### DIRECTIVE
Repeat every record below exactly, but leave out any pictures.

### EXERCISE MATERIAL
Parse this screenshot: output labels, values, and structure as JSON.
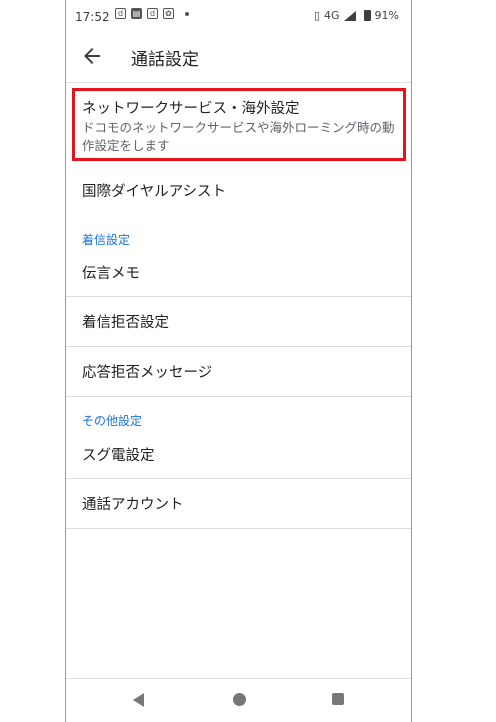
{
  "status_bar": {
    "time": "17:52",
    "network": "4G",
    "battery": "91%",
    "notification_icons": [
      "d",
      "book-icon",
      "d",
      "photo-icon"
    ]
  },
  "app_bar": {
    "title": "通話設定"
  },
  "items": {
    "network_title": "ネットワークサービス・海外設定",
    "network_summary": "ドコモのネットワークサービスや海外ローミング時の動作設定をします",
    "intl_dial": "国際ダイヤルアシスト",
    "voicemail": "伝言メモ",
    "call_reject": "着信拒否設定",
    "reply_reject": "応答拒否メッセージ",
    "quick_dial": "スグ電設定",
    "call_accounts": "通話アカウント"
  },
  "sections": {
    "incoming": "着信設定",
    "other": "その他設定"
  },
  "colors": {
    "highlight": "#e6131b",
    "section_accent": "#1a73e8"
  }
}
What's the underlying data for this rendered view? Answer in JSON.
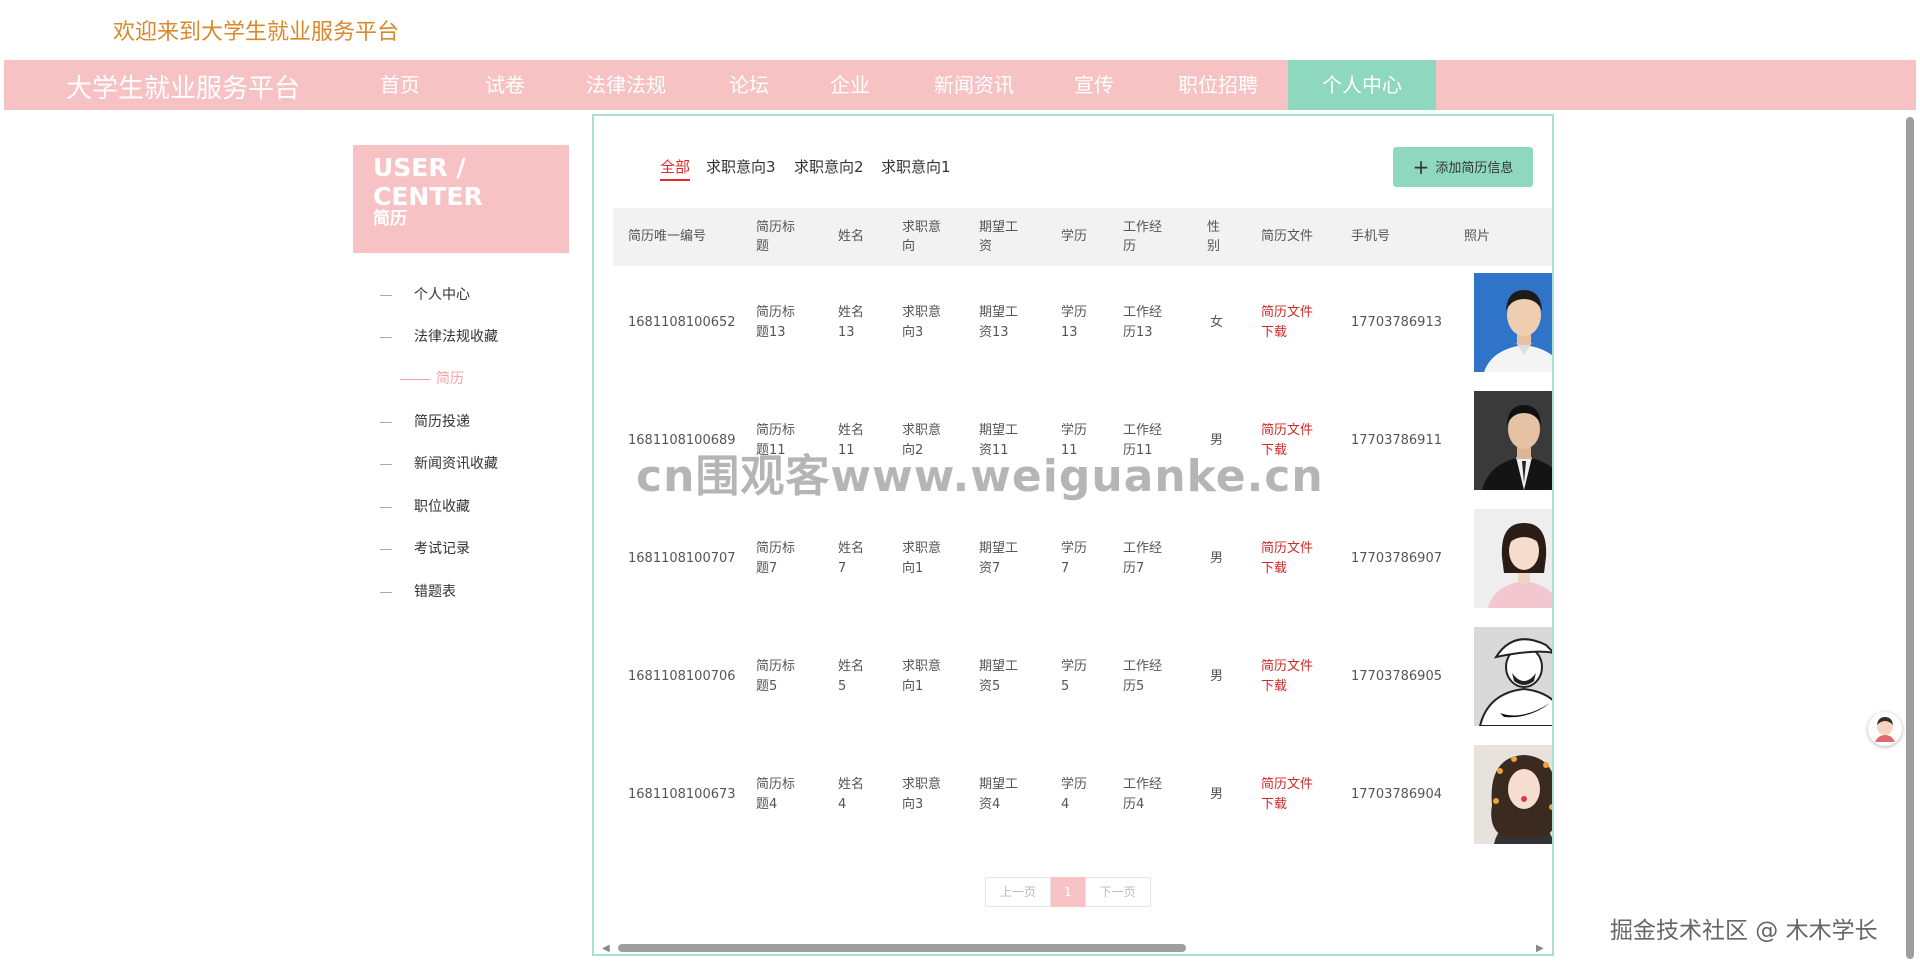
{
  "header": {
    "welcome": "欢迎来到大学生就业服务平台",
    "brand": "大学生就业服务平台",
    "nav": [
      "首页",
      "试卷",
      "法律法规",
      "论坛",
      "企业",
      "新闻资讯",
      "宣传",
      "职位招聘",
      "个人中心"
    ],
    "active_nav": "个人中心"
  },
  "sidebar": {
    "title": "USER / CENTER",
    "subtitle": "简历",
    "items": [
      "个人中心",
      "法律法规收藏",
      "简历",
      "简历投递",
      "新闻资讯收藏",
      "职位收藏",
      "考试记录",
      "错题表"
    ],
    "active_item": "简历"
  },
  "main": {
    "tabs": [
      "全部",
      "求职意向3",
      "求职意向2",
      "求职意向1"
    ],
    "active_tab": "全部",
    "add_button": "添加简历信息",
    "columns": [
      "简历唯一编号",
      "简历标题",
      "姓名",
      "求职意向",
      "期望工资",
      "学历",
      "工作经历",
      "性别",
      "简历文件",
      "手机号",
      "照片"
    ],
    "rows": [
      {
        "id": "1681108100652",
        "title": "简历标题13",
        "name": "姓名13",
        "intent": "求职意向3",
        "salary": "期望工资13",
        "edu": "学历13",
        "exp": "工作经历13",
        "gender": "女",
        "file": "简历文件下载",
        "phone": "17703786913",
        "photo": "man-blue-bg"
      },
      {
        "id": "1681108100689",
        "title": "简历标题11",
        "name": "姓名11",
        "intent": "求职意向2",
        "salary": "期望工资11",
        "edu": "学历11",
        "exp": "工作经历11",
        "gender": "男",
        "file": "简历文件下载",
        "phone": "17703786911",
        "photo": "man-dark-suit"
      },
      {
        "id": "1681108100707",
        "title": "简历标题7",
        "name": "姓名7",
        "intent": "求职意向1",
        "salary": "期望工资7",
        "edu": "学历7",
        "exp": "工作经历7",
        "gender": "男",
        "file": "简历文件下载",
        "phone": "17703786907",
        "photo": "woman-pink"
      },
      {
        "id": "1681108100706",
        "title": "简历标题5",
        "name": "姓名5",
        "intent": "求职意向1",
        "salary": "期望工资5",
        "edu": "学历5",
        "exp": "工作经历5",
        "gender": "男",
        "file": "简历文件下载",
        "phone": "17703786905",
        "photo": "cartoon-cap"
      },
      {
        "id": "1681108100673",
        "title": "简历标题4",
        "name": "姓名4",
        "intent": "求职意向3",
        "salary": "期望工资4",
        "edu": "学历4",
        "exp": "工作经历4",
        "gender": "男",
        "file": "简历文件下载",
        "phone": "17703786904",
        "photo": "woman-curly"
      }
    ],
    "pagination": {
      "prev": "上一页",
      "current": "1",
      "next": "下一页"
    }
  },
  "overlay": {
    "watermark": "cn围观客www.weiguanke.cn",
    "credit": "掘金技术社区 @ 木木学长"
  },
  "colors": {
    "brand_pink": "#f7c2c3",
    "accent_green": "#8fd8c0",
    "link_red": "#d12828",
    "welcome_orange": "#d9892b"
  }
}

### RESULT
Parse this screenshot: output labels, values, and structure as JSON.
{
  "status_bar": {
    "time": "17:52",
    "network": "4G",
    "battery": "91%",
    "notification_icons": [
      "d",
      "book-icon",
      "d",
      "photo-icon"
    ]
  },
  "app_bar": {
    "title": "通話設定"
  },
  "items": {
    "network_title": "ネットワークサービス・海外設定",
    "network_summary": "ドコモのネットワークサービスや海外ローミング時の動作設定をします",
    "intl_dial": "国際ダイヤルアシスト",
    "voicemail": "伝言メモ",
    "call_reject": "着信拒否設定",
    "reply_reject": "応答拒否メッセージ",
    "quick_dial": "スグ電設定",
    "call_accounts": "通話アカウント"
  },
  "sections": {
    "incoming": "着信設定",
    "other": "その他設定"
  },
  "colors": {
    "highlight": "#e6131b",
    "section_accent": "#1a73e8"
  }
}
What's the underlying data for this rendered view? Answer in JSON.
{
  "header": {
    "welcome": "欢迎来到大学生就业服务平台",
    "brand": "大学生就业服务平台",
    "nav": [
      "首页",
      "试卷",
      "法律法规",
      "论坛",
      "企业",
      "新闻资讯",
      "宣传",
      "职位招聘",
      "个人中心"
    ],
    "active_nav": "个人中心"
  },
  "sidebar": {
    "title": "USER / CENTER",
    "subtitle": "简历",
    "items": [
      "个人中心",
      "法律法规收藏",
      "简历",
      "简历投递",
      "新闻资讯收藏",
      "职位收藏",
      "考试记录",
      "错题表"
    ],
    "active_item": "简历"
  },
  "main": {
    "tabs": [
      "全部",
      "求职意向3",
      "求职意向2",
      "求职意向1"
    ],
    "active_tab": "全部",
    "add_button": "添加简历信息",
    "columns": [
      "简历唯一编号",
      "简历标题",
      "姓名",
      "求职意向",
      "期望工资",
      "学历",
      "工作经历",
      "性别",
      "简历文件",
      "手机号",
      "照片"
    ],
    "rows": [
      {
        "id": "1681108100652",
        "title": "简历标题13",
        "name": "姓名13",
        "intent": "求职意向3",
        "salary": "期望工资13",
        "edu": "学历13",
        "exp": "工作经历13",
        "gender": "女",
        "file": "简历文件下载",
        "phone": "17703786913",
        "photo": "man-blue-bg"
      },
      {
        "id": "1681108100689",
        "title": "简历标题11",
        "name": "姓名11",
        "intent": "求职意向2",
        "salary": "期望工资11",
        "edu": "学历11",
        "exp": "工作经历11",
        "gender": "男",
        "file": "简历文件下载",
        "phone": "17703786911",
        "photo": "man-dark-suit"
      },
      {
        "id": "1681108100707",
        "title": "简历标题7",
        "name": "姓名7",
        "intent": "求职意向1",
        "salary": "期望工资7",
        "edu": "学历7",
        "exp": "工作经历7",
        "gender": "男",
        "file": "简历文件下载",
        "phone": "17703786907",
        "photo": "woman-pink"
      },
      {
        "id": "1681108100706",
        "title": "简历标题5",
        "name": "姓名5",
        "intent": "求职意向1",
        "salary": "期望工资5",
        "edu": "学历5",
        "exp": "工作经历5",
        "gender": "男",
        "file": "简历文件下载",
        "phone": "17703786905",
        "photo": "cartoon-cap"
      },
      {
        "id": "1681108100673",
        "title": "简历标题4",
        "name": "姓名4",
        "intent": "求职意向3",
        "salary": "期望工资4",
        "edu": "学历4",
        "exp": "工作经历4",
        "gender": "男",
        "file": "简历文件下载",
        "phone": "17703786904",
        "photo": "woman-curly"
      }
    ],
    "pagination": {
      "prev": "上一页",
      "current": "1",
      "next": "下一页"
    }
  },
  "overlay": {
    "watermark": "cn围观客www.weiguanke.cn",
    "credit": "掘金技术社区 @ 木木学长"
  },
  "colors": {
    "brand_pink": "#f7c2c3",
    "accent_green": "#8fd8c0",
    "link_red": "#d12828",
    "welcome_orange": "#d9892b"
  }
}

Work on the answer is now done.